* start Data entries *

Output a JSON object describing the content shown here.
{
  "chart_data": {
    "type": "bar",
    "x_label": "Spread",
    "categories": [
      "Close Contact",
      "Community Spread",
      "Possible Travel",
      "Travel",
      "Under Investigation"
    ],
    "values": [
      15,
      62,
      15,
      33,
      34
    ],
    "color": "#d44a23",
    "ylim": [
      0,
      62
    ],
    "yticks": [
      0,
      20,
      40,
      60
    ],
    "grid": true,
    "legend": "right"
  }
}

* end Data entries *
* start Data entries *

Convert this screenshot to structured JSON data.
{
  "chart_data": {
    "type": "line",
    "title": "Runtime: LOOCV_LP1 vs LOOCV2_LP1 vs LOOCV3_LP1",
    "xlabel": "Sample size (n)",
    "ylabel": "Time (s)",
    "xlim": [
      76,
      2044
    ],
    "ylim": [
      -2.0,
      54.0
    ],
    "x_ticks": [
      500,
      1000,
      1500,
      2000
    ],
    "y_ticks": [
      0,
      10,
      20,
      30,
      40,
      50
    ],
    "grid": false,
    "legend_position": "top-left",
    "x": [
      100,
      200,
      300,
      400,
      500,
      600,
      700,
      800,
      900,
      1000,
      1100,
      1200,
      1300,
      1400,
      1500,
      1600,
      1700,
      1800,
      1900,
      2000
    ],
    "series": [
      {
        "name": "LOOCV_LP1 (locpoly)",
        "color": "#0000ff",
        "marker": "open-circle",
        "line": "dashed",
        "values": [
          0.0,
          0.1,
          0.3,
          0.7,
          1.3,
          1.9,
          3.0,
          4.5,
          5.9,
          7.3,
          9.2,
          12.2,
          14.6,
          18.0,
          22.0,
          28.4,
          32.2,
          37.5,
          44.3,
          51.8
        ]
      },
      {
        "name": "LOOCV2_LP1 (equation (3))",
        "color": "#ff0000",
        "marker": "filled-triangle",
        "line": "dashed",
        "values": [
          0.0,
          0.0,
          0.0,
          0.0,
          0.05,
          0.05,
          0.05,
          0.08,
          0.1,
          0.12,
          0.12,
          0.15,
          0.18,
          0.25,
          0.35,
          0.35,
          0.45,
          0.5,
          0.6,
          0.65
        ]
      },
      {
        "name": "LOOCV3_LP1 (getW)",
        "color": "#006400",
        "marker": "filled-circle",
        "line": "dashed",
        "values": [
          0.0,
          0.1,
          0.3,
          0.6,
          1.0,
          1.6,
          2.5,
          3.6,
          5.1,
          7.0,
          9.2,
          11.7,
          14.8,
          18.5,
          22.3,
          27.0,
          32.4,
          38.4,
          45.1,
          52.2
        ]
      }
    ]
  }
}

* end Data entries *
* start Data entries *

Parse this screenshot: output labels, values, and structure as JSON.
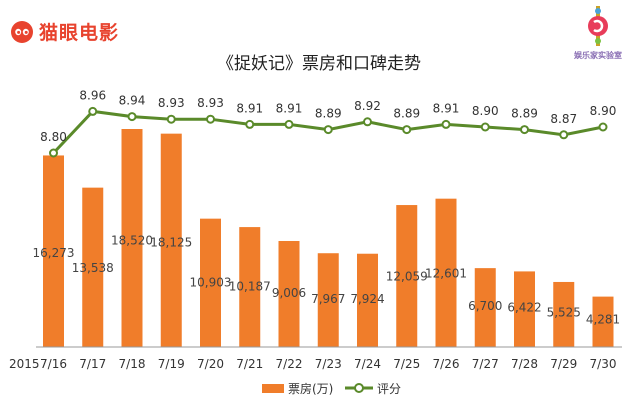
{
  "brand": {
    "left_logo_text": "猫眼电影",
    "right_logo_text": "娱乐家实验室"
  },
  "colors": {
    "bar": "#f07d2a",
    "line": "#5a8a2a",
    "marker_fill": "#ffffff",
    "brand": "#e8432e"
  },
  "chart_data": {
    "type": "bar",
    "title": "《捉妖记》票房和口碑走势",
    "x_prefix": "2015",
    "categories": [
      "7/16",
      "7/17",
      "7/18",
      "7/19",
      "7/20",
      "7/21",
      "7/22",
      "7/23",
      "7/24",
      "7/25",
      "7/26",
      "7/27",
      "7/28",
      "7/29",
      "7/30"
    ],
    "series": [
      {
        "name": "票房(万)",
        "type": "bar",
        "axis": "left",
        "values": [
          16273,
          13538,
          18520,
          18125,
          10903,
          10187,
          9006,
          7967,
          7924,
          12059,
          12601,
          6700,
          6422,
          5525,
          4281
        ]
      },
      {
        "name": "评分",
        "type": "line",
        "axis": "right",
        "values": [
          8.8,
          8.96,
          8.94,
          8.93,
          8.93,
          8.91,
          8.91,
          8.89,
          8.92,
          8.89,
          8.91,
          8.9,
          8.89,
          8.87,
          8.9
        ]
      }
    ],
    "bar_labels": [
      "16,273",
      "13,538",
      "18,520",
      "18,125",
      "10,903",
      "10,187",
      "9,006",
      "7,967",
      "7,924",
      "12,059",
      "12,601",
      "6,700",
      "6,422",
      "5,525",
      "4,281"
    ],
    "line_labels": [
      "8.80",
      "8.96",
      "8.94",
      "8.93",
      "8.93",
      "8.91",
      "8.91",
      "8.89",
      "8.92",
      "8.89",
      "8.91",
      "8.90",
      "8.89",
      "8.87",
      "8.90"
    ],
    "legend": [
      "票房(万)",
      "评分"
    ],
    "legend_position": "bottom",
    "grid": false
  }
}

* end Data entries *

Copy down every line of the material above that includes the string "this".

Convert this screenshot to structured JSON data.
Parse this screenshot: output labels, values, and structure as JSON.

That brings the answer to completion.